## [Work instructions]
Each record below should be repeated precisely as written.
-*-
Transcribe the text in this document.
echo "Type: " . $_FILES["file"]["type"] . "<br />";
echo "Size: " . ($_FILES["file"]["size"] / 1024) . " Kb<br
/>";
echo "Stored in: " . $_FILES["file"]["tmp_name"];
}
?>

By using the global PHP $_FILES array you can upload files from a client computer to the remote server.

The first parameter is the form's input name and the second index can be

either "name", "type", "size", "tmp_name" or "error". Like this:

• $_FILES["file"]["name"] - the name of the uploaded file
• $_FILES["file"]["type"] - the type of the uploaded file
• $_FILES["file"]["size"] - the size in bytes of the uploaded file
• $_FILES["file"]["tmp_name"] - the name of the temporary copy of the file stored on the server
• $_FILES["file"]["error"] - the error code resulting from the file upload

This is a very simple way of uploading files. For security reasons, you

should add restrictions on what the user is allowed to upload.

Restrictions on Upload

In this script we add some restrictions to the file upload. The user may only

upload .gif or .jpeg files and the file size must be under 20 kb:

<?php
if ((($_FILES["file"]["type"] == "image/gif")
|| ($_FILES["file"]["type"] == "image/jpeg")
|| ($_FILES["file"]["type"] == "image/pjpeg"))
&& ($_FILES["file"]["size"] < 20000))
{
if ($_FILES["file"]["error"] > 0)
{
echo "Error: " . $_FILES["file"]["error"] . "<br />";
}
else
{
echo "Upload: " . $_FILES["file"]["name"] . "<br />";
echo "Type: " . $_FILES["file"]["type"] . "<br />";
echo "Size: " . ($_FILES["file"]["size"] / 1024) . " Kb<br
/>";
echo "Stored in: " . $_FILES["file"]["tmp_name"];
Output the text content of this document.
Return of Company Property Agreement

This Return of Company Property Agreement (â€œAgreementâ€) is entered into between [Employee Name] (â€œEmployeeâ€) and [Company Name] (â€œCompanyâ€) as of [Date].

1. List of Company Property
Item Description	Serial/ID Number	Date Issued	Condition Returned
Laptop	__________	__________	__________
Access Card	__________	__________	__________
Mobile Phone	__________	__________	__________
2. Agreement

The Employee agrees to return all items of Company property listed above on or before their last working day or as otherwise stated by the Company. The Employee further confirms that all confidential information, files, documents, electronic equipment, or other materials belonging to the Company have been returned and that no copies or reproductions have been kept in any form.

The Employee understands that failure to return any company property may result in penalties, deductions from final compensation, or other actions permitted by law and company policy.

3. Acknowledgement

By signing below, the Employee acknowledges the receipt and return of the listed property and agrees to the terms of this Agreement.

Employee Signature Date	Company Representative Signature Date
-*-
## [Solved problem]
Transcribe the text in this document.
echo "Type: " . $_FILES["file"]["type"] . "<br />";
echo "Size: " . ($_FILES["file"]["size"] / 1024) . " Kb<br
/>";
echo "Stored in: " . $_FILES["file"]["tmp_name"];
}
?>

By using the global PHP $_FILES array you can upload files from a client computer to the remote server.

The first parameter is the form's input name and the second index can be

either "name", "type", "size", "tmp_name" or "error". Like this:

• $_FILES["file"]["name"] - the name of the uploaded file
• $_FILES["file"]["type"] - the type of the uploaded file
• $_FILES["file"]["size"] - the size in bytes of the uploaded file
• $_FILES["file"]["tmp_name"] - the name of the temporary copy of the file stored on the server
• $_FILES["file"]["error"] - the error code resulting from the file upload

This is a very simple way of uploading files. For security reasons, you

should add restrictions on what the user is allowed to upload.

Restrictions on Upload

In this script we add some restrictions to the file upload. The user may only

upload .gif or .jpeg files and the file size must be under 20 kb:

<?php
if ((($_FILES["file"]["type"] == "image/gif")
|| ($_FILES["file"]["type"] == "image/jpeg")
|| ($_FILES["file"]["type"] == "image/pjpeg"))
&& ($_FILES["file"]["size"] < 20000))
{
if ($_FILES["file"]["error"] > 0)
{
echo "Error: " . $_FILES["file"]["error"] . "<br />";
}
else
{
echo "Upload: " . $_FILES["file"]["name"] . "<br />";
echo "Type: " . $_FILES["file"]["type"] . "<br />";
echo "Size: " . ($_FILES["file"]["size"] / 1024) . " Kb<br
/>";
echo "Stored in: " . $_FILES["file"]["tmp_name"];
Output the text content of this document.
Return of Company Property Agreement

This Return of Company Property Agreement (â€œAgreementâ€) is entered into between [Employee Name] (â€œEmployeeâ€) and [Company Name] (â€œCompanyâ€) as of [Date].

1. List of Company Property
Item Description	Serial/ID Number	Date Issued	Condition Returned
Laptop	__________	__________	__________
Access Card	__________	__________	__________
Mobile Phone	__________	__________	__________
2. Agreement

The Employee agrees to return all items of Company property listed above on or before their last working day or as otherwise stated by the Company. The Employee further confirms that all confidential information, files, documents, electronic equipment, or other materials belonging to the Company have been returned and that no copies or reproductions have been kept in any form.

The Employee understands that failure to return any company property may result in penalties, deductions from final compensation, or other actions permitted by law and company policy.

3. Acknowledgement

By signing below, the Employee acknowledges the receipt and return of the listed property and agrees to the terms of this Agreement.

Employee Signature Date	Company Representative Signature Date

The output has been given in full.